- [JOB] Please print all of the material below, word for word.

── INFORMATION PROVIDED

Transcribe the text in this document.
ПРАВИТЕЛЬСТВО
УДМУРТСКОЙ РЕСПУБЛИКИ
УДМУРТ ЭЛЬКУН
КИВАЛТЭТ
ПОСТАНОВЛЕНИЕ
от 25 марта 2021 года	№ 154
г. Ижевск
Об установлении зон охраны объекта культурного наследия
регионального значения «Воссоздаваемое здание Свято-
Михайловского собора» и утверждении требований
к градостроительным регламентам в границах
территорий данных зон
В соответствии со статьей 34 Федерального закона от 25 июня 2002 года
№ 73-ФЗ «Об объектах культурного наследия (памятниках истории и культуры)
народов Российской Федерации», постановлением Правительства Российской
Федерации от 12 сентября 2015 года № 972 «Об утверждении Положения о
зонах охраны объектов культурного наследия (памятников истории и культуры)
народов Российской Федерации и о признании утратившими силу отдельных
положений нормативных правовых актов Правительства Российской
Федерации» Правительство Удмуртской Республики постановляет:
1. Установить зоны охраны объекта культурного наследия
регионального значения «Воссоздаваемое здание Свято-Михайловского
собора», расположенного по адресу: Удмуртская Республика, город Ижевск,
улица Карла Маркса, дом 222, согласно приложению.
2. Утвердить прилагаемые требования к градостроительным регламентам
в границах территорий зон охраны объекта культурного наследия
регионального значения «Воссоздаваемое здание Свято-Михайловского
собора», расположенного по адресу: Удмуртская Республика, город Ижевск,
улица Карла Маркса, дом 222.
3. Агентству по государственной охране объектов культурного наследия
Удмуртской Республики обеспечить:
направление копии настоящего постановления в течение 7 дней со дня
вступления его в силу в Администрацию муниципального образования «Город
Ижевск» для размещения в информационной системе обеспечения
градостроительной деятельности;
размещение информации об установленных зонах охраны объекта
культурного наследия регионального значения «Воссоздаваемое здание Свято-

────

- [EXERCISE ANSWER]
Transcribe the text in this document.
ПРАВИТЕЛЬСТВО
УДМУРТСКОЙ РЕСПУБЛИКИ
УДМУРТ ЭЛЬКУН
КИВАЛТЭТ
ПОСТАНОВЛЕНИЕ
от 25 марта 2021 года	№ 154
г. Ижевск
Об установлении зон охраны объекта культурного наследия
регионального значения «Воссоздаваемое здание Свято-
Михайловского собора» и утверждении требований
к градостроительным регламентам в границах
территорий данных зон
В соответствии со статьей 34 Федерального закона от 25 июня 2002 года
№ 73-ФЗ «Об объектах культурного наследия (памятниках истории и культуры)
народов Российской Федерации», постановлением Правительства Российской
Федерации от 12 сентября 2015 года № 972 «Об утверждении Положения о
зонах охраны объектов культурного наследия (памятников истории и культуры)
народов Российской Федерации и о признании утратившими силу отдельных
положений нормативных правовых актов Правительства Российской
Федерации» Правительство Удмуртской Республики постановляет:
1. Установить зоны охраны объекта культурного наследия
регионального значения «Воссоздаваемое здание Свято-Михайловского
собора», расположенного по адресу: Удмуртская Республика, город Ижевск,
улица Карла Маркса, дом 222, согласно приложению.
2. Утвердить прилагаемые требования к градостроительным регламентам
в границах территорий зон охраны объекта культурного наследия
регионального значения «Воссоздаваемое здание Свято-Михайловского
собора», расположенного по адресу: Удмуртская Республика, город Ижевск,
улица Карла Маркса, дом 222.
3. Агентству по государственной охране объектов культурного наследия
Удмуртской Республики обеспечить:
направление копии настоящего постановления в течение 7 дней со дня
вступления его в силу в Администрацию муниципального образования «Город
Ижевск» для размещения в информационной системе обеспечения
градостроительной деятельности;
размещение информации об установленных зонах охраны объекта
культурного наследия регионального значения «Воссоздаваемое здание Свято-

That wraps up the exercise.